+++ Aangeleverd fragment +++

Schalen en schotels. Schalen werden gebruikt voor vloeistoffen zoals wijn (Am 6:6), melk (Re 5:25) en water (Re 6:38). Ze werden vervaardigd van klei, steen en metaal. Sommige feestschalen waren van keramiek. Uit vondsten van archeologen valt op te maken dat deze schalen in de dagen van de koninkrijken Juda en Israël gemiddeld ongeveer 20 cm diep waren, binnen de rand een doorsnede van zo’n 40 cm hadden en soms voorzien waren van vier handvatten. Schotels waren in vergelijking met schalen waarschijnlijk ondiep. — Ex 25:29; 37:16; Nu 4:7; 7:84, 85; Mt 14:8, 11; Mr 6:25, 28.
Bekers. De beker, een betrekkelijk klein drinkvat, werd gewoonlijk van klei, maar soms van metaal vervaardigd (Sp 23:31; Jer 35:5; Mr 9:41). Sommige bekers waren zo gevormd dat ze in de hand pasten. Gewoonlijk waren het ondiepe schalen zonder handvat. Als er wel een handvat aan zat, konden ze tevens als scheplepel dienen.
Figuurlijk gebruik. De bijeenbrenger gaf te kennen dat bij de dood „de kruik bij de bron wordt gebroken”. Blijkbaar is deze kruik het hart, dat bij de dood ophoudt het bloed uit de aders op te nemen en door het hele lichaam heen te pompen. Het wordt even nutteloos als een gebroken kruik, die geen water kan bevatten. Ook de hersenen, waarop wordt gezinspeeld in verband met de beeldspraak van een „gouden schaal” (kennelijk de schedel met zijn herseninhoud), houden op te functioneren en gaan tot ontbinding over, ofte wel ’worden verbrijzeld’. — Pr 12:6, 7.
Vaten. In de Schrift worden mensen dikwijls als vaten aangeduid (Han 9:15). Christenen zijn broze aarden vaten aan wie een glorierijke schat, de bediening, is toevertrouwd (2Kor 4:7). Vrouwen worden het ’zwakkere vat’ genoemd. Wanneer christelijke echtgenoten dus rekening houden met de fysieke en biologische beperkingen van hun vrouw, net zoals Jehovah dat heeft gedaan in de aan Israël gegeven Wet (Le 18:19; 20:18), handelen zij „overeenkomstig kennis, door haar eer toe te kennen als aan een zwakker vat, het vrouwelijke”. — 1Pe 3:7.

+++

Te maken opdrachten
1. Zeg bij elke uitspraak of die klopt met de tekst over vaten en schalen, en antwoord met ja of nee plus de beslissende woorden uit de tekst als letterlijk citaat: (a) Schalen werden alleen van metaal gemaakt. (b) Een beker met een handvat kon ook als scheplepel worden gebruikt. (c) Vrouwen worden het zwakkere vat genoemd.
2. Beantwoord de volgende vragen met gegevens uit de tekst over vaten en schalen.
(a) Hoe diep waren de schalen uit de tijd van de koninkrijken Juda en Israël gemiddeld?
(b) Van welk materiaal werd een beker gewoonlijk gemaakt?
(c) Wat wordt met de kruik die bij de bron wordt gebroken blijkbaar bedoeld?
3. Schrijf de tekst over vaten en schalen verder vanaf het punt waar hij ophoudt.

+++ Te onderzoeken materiaal +++

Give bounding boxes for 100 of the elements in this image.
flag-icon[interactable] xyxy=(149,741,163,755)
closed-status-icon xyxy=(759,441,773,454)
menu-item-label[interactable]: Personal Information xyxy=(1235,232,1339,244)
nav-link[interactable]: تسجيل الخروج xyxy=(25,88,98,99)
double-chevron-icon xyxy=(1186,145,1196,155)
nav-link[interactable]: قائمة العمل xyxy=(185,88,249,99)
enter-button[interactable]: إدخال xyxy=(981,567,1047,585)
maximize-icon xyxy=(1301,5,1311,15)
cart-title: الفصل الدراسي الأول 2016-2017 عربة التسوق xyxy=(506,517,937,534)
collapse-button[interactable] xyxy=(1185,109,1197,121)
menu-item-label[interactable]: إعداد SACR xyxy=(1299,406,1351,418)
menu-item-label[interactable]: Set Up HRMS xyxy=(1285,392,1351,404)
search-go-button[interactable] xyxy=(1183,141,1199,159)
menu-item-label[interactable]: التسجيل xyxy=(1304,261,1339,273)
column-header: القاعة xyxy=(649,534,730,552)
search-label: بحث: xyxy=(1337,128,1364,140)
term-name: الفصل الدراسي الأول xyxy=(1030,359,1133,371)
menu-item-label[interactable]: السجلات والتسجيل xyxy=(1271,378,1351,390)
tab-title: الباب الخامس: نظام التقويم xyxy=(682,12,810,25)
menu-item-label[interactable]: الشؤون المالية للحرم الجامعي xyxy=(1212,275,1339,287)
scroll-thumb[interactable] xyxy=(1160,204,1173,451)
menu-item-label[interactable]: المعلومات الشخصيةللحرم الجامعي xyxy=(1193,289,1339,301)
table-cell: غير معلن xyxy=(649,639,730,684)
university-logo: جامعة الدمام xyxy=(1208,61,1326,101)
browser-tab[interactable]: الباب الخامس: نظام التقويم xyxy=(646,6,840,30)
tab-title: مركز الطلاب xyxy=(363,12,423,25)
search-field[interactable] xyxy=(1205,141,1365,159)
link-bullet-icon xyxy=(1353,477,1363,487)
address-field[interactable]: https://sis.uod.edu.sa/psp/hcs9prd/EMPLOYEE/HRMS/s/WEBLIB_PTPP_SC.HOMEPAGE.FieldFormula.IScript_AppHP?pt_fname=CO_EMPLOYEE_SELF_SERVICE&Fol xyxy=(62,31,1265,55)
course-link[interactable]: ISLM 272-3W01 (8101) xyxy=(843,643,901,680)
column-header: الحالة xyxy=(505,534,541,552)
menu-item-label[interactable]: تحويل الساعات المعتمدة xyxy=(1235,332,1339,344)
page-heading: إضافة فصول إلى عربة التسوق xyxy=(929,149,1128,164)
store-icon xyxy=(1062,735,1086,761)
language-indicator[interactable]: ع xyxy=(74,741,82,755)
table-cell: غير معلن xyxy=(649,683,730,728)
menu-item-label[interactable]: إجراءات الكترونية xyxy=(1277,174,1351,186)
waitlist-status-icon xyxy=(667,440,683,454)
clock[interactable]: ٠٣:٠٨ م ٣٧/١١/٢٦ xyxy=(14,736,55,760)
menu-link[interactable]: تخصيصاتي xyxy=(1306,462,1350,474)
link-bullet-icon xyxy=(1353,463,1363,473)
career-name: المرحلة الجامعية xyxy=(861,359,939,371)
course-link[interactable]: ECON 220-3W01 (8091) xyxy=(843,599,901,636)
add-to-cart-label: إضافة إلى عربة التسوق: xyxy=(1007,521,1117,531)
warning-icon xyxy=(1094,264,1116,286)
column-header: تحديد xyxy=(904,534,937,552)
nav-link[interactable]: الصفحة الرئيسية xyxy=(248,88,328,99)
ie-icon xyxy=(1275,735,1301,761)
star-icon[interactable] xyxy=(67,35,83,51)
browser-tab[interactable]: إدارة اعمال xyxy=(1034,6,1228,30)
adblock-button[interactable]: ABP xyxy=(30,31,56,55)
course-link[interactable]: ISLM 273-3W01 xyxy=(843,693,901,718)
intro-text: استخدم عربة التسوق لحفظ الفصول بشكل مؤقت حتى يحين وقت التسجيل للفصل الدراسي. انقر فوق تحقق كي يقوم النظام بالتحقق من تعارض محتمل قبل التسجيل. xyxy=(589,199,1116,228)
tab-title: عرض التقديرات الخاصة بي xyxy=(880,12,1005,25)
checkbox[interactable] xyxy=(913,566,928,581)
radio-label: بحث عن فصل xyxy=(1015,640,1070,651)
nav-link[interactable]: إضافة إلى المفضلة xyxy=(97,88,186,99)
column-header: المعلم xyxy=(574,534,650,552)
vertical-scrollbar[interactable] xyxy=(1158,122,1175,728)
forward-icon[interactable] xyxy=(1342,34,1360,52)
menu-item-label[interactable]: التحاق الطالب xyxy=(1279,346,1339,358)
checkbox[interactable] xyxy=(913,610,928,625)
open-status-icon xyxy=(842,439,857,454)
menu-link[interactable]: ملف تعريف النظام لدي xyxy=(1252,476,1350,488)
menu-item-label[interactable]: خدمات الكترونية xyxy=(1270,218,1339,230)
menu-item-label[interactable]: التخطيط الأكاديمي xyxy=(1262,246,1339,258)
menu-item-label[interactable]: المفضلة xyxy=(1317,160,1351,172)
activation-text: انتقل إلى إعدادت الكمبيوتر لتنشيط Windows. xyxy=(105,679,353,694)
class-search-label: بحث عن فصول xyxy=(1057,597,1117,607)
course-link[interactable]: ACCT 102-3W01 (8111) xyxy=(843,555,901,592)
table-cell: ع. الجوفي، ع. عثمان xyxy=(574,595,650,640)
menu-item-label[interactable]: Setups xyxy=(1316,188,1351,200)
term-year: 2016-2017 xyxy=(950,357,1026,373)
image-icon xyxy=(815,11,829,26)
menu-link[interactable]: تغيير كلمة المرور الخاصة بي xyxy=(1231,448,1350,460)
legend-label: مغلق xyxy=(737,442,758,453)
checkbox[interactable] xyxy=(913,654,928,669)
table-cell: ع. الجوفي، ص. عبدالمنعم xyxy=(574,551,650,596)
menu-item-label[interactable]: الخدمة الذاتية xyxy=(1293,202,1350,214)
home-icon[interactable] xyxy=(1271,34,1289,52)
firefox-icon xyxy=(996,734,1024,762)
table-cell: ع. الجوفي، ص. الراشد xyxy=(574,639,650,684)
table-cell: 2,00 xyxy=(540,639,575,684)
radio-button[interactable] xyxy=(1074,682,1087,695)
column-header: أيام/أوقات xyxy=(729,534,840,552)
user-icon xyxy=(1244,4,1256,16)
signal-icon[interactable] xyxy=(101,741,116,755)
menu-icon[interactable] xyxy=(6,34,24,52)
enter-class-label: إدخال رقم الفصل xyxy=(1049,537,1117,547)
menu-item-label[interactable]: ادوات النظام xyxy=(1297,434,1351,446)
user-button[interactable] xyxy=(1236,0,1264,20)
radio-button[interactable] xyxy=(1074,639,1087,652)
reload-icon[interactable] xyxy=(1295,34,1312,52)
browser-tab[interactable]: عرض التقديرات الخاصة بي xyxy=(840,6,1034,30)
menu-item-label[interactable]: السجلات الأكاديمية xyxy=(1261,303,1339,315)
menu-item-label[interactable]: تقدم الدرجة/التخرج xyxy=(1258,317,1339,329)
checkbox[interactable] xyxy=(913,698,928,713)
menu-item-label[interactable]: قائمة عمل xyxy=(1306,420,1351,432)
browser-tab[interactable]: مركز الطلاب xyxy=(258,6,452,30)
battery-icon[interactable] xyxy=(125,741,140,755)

+++

Antwoorden per onderdeel
1.
(a) Nee: "Ze werden vervaardigd van klei, steen en metaal."
(b) Ja: "Als er wel een handvat aan zat, konden ze tevens als scheplepel dienen."
(c) Ja: "Vrouwen worden het ’zwakkere vat’ genoemd."

2.
(a) Ongeveer 20 cm.
(b) Van klei.
(c) Het hart.

3.
Men dient vaten „waaraan geen eer verbonden is” (personen die zich niet goed gedragen) uit de weg te blijven en een handelwijze te volgen die in overeenstemming is met Jehovah’s wil. Zo kan iemand „een vat zijn voor een eervol doel, geheiligd, bruikbaar voor zijn eigenaar, toebereid voor ieder goed werk” (2Ti 2:20, 21). Dat Jehovah zich ervan weerhoudt onmiddellijke vernietiging te brengen over „vaten der gramschap”, goddeloze personen, heeft ten doel rechtvaardig gezinde mensen te sparen omdat zij daardoor de tijd krijgen zich tot „vaten van barmhartigheid” te laten vormen. — Ro 9:17-26.
Beker. De beker is dikwijls een symbool van goddelijke vergelding of van Gods toorn. Goddeloze personen, steden of zelfs volken en natiën moesten die soms drinken (Ps 11:6; 75:8; Jes 51:17, 22; Jer 25:12-29; 51:41; Klg 4:21; Opb 14:9, 10; 16:19; 18:5-8). Het oude Babylon bijvoorbeeld was een symbolische „gouden beker . . . in de hand van Jehovah”, waaruit vele natiën de bittere drank van de nederlaag moesten drinken. — Jer 51:7.
Toen er voor Jeruzalem vernietiging in het verschiet lag, werd tot de inwoners gezegd dat men „hun [niet] de troostbeker te drinken [zou] geven om iemands vader of om iemands moeder”. Mogelijk was dit een toespeling op de beker wijn die aan iemand werd gegeven die rouwde om zijn overleden ouders. — Jer 16:5-7; vgl. Sp 31:6.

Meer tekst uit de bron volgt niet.